— Begin Provided material —
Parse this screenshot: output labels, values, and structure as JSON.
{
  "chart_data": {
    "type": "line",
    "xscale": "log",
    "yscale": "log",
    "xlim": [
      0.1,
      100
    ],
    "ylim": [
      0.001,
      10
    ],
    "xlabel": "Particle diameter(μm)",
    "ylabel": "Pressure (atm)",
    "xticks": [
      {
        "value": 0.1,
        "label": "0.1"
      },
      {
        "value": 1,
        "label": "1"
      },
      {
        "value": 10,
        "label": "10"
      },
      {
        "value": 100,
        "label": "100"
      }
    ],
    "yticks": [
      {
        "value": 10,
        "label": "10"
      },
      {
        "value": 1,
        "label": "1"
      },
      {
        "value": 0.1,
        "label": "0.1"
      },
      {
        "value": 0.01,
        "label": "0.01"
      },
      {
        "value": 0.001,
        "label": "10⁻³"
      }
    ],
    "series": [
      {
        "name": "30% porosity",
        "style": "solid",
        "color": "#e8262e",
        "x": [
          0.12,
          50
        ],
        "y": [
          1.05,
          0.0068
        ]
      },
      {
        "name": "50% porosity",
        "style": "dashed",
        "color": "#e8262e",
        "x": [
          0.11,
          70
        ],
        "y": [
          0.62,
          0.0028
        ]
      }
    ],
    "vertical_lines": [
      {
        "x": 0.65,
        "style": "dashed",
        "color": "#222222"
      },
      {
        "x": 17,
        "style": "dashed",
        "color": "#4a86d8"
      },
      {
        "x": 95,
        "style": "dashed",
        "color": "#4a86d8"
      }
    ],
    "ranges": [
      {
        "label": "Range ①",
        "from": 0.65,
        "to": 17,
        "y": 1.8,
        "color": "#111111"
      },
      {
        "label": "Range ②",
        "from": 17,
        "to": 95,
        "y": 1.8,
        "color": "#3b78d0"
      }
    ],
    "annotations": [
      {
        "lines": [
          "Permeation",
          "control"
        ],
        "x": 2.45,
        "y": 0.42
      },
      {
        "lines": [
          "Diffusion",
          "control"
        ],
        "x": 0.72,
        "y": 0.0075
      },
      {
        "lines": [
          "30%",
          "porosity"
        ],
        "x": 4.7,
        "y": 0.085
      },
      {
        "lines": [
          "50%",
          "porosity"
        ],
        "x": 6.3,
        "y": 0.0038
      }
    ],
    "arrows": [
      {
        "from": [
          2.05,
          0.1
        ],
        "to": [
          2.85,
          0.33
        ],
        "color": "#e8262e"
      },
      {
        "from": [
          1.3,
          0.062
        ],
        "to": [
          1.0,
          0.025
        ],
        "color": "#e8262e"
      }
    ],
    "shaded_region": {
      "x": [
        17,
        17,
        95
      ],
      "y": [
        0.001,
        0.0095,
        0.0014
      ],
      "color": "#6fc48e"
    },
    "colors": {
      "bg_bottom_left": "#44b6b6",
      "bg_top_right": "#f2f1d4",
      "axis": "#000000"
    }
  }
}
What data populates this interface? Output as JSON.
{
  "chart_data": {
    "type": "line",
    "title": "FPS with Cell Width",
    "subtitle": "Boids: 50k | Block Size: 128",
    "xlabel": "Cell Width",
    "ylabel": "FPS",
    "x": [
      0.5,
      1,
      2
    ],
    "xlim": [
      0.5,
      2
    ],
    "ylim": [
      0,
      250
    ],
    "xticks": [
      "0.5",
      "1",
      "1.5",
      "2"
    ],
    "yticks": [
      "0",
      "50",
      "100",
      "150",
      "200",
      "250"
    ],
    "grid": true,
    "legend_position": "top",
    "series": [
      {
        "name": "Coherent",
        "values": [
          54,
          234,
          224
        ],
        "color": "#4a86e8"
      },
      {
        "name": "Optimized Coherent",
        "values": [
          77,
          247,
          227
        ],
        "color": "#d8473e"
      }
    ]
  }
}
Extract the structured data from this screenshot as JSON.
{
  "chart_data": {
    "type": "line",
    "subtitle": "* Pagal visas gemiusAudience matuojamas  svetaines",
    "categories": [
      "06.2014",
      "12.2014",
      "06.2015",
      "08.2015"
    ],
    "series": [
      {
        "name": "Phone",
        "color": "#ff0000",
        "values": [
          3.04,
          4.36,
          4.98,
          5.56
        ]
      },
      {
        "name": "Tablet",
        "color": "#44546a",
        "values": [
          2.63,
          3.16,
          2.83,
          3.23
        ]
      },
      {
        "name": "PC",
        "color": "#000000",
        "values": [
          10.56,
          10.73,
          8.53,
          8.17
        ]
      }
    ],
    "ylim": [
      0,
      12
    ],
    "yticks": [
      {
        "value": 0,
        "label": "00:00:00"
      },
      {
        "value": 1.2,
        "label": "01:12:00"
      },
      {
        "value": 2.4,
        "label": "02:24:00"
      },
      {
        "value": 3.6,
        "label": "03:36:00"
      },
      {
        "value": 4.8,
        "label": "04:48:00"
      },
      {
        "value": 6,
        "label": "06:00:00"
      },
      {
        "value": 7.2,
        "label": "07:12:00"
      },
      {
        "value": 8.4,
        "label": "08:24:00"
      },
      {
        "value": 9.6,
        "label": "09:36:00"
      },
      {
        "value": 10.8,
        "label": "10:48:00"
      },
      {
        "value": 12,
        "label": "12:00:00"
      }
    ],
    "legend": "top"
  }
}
— End Provided material —
» What the task requires
Show all lines in the entries above where the word "Coherent" appears.

» Reply
        "name": "Coherent",
        "name": "Optimized Coherent",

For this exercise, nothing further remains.